* _Goal of the exercise_
Read the listing and extract each line that includes the word "atau".

-*-*-

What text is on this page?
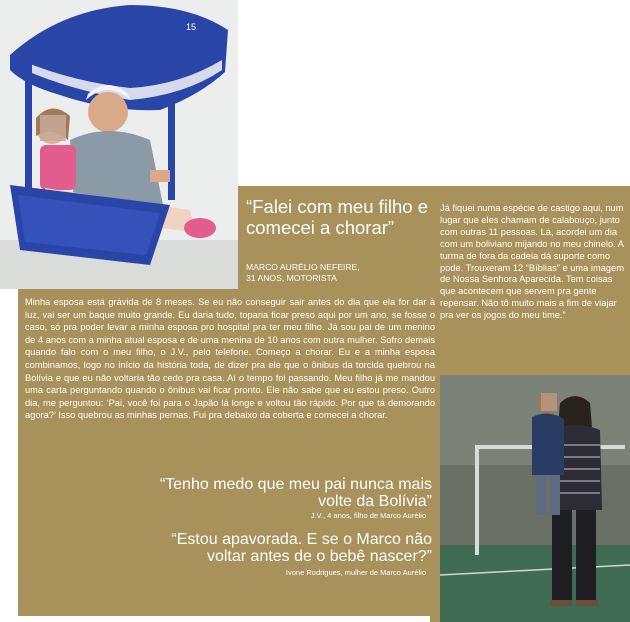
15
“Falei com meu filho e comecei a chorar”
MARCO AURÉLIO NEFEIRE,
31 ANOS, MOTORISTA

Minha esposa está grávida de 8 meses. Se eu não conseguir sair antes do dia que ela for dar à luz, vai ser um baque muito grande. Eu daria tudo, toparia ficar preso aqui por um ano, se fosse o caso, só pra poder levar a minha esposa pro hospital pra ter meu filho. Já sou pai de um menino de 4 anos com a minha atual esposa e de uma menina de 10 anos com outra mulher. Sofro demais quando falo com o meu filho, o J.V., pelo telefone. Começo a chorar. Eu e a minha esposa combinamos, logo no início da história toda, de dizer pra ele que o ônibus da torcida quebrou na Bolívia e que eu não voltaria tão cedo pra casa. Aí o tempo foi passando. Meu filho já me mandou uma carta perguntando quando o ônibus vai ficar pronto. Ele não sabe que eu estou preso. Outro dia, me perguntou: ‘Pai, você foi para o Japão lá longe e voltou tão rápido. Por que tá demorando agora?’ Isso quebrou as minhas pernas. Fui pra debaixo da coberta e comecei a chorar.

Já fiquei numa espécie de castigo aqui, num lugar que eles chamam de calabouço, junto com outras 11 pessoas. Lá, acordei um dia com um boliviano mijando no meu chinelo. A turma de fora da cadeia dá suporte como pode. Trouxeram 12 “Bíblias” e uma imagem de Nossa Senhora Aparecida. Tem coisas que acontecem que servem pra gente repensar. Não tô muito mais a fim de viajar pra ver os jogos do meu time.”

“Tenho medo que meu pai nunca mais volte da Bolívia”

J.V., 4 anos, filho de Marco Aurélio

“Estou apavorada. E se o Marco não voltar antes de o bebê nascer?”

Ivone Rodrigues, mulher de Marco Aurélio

-*-*-

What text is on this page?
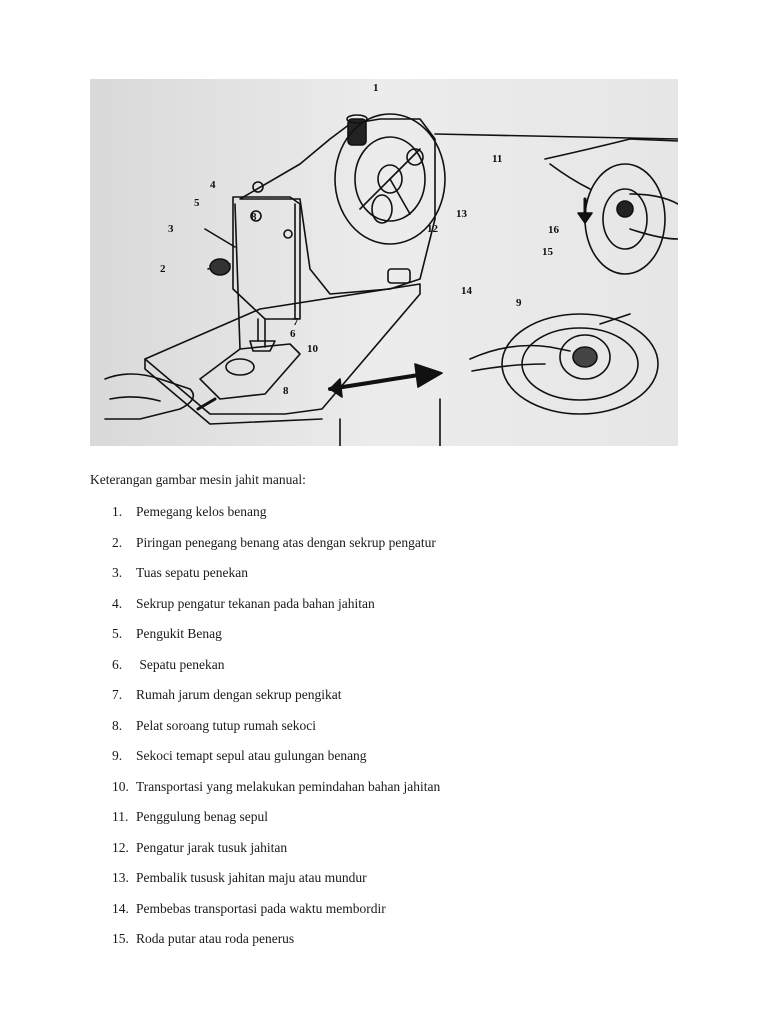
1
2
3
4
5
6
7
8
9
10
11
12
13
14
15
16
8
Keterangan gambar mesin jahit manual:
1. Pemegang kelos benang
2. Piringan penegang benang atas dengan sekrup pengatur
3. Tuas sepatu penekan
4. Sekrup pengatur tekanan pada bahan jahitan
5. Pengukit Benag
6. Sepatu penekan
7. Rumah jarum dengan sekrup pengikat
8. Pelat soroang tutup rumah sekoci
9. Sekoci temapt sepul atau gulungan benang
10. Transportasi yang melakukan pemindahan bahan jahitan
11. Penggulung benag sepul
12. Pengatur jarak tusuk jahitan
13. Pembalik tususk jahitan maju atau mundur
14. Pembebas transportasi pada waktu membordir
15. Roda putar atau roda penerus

-*-*-

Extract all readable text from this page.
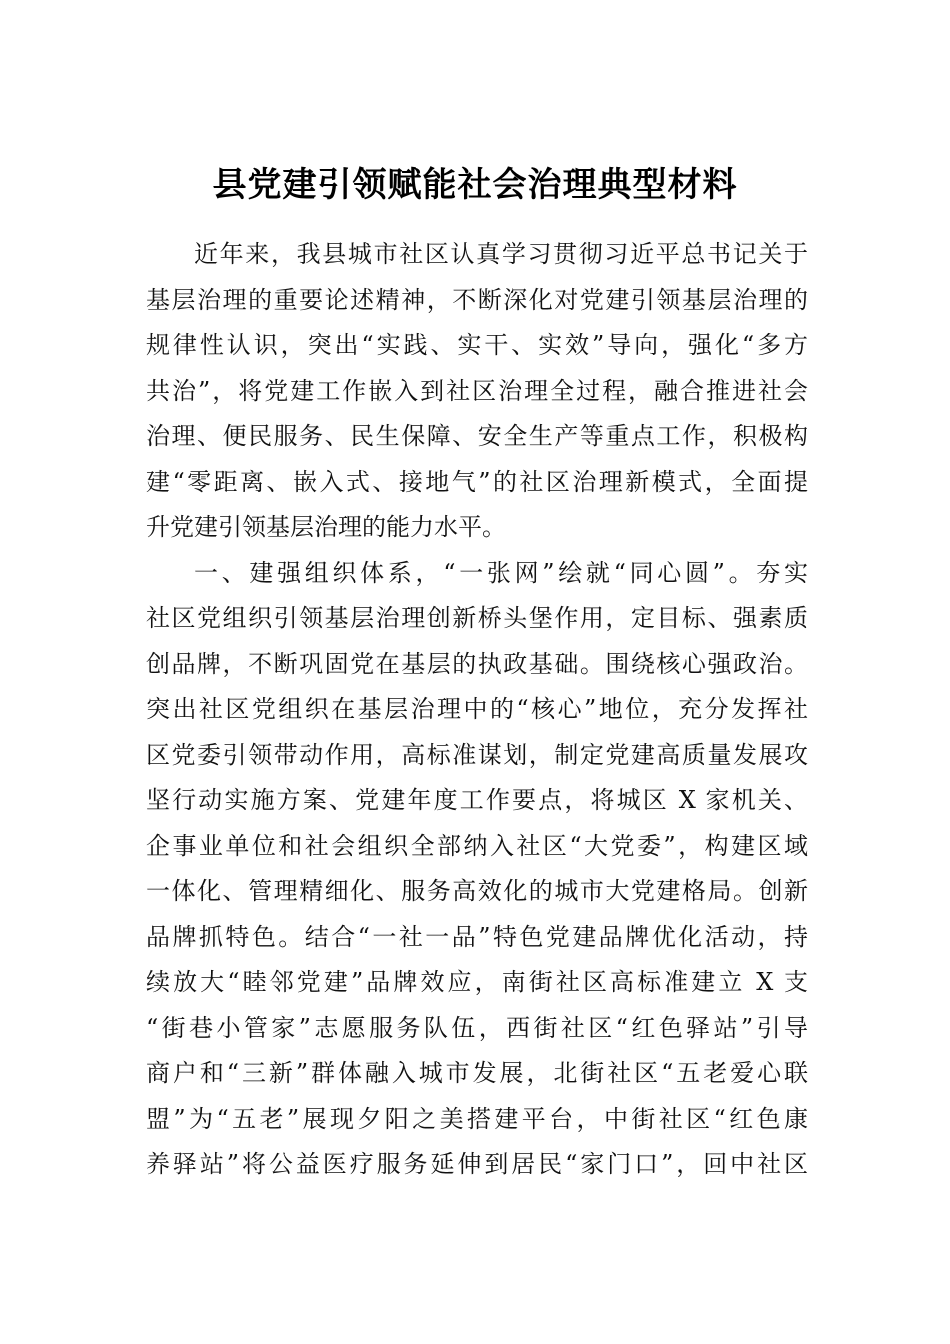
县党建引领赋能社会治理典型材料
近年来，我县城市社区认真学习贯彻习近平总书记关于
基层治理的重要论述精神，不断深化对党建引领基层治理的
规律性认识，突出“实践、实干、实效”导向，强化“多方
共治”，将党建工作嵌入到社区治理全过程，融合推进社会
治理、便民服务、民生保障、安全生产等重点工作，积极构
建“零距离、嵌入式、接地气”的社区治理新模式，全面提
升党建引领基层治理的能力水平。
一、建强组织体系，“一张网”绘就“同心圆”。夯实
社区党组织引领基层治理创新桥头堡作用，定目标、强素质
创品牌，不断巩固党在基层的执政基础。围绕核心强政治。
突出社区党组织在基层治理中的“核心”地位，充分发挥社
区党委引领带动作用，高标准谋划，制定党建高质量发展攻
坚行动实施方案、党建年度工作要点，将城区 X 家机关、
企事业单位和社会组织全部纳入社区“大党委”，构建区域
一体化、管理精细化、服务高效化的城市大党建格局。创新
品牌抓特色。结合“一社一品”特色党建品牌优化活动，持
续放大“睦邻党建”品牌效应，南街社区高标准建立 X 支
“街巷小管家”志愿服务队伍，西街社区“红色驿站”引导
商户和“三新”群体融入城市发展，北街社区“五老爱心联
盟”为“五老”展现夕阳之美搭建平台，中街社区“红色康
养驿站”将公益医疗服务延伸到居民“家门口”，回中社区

-*-*-

* _Finished task_
9. Sekoci temapt sepul atau gulungan benang
13. Pembalik tususk jahitan maju atau mundur
15. Roda putar atau roda penerus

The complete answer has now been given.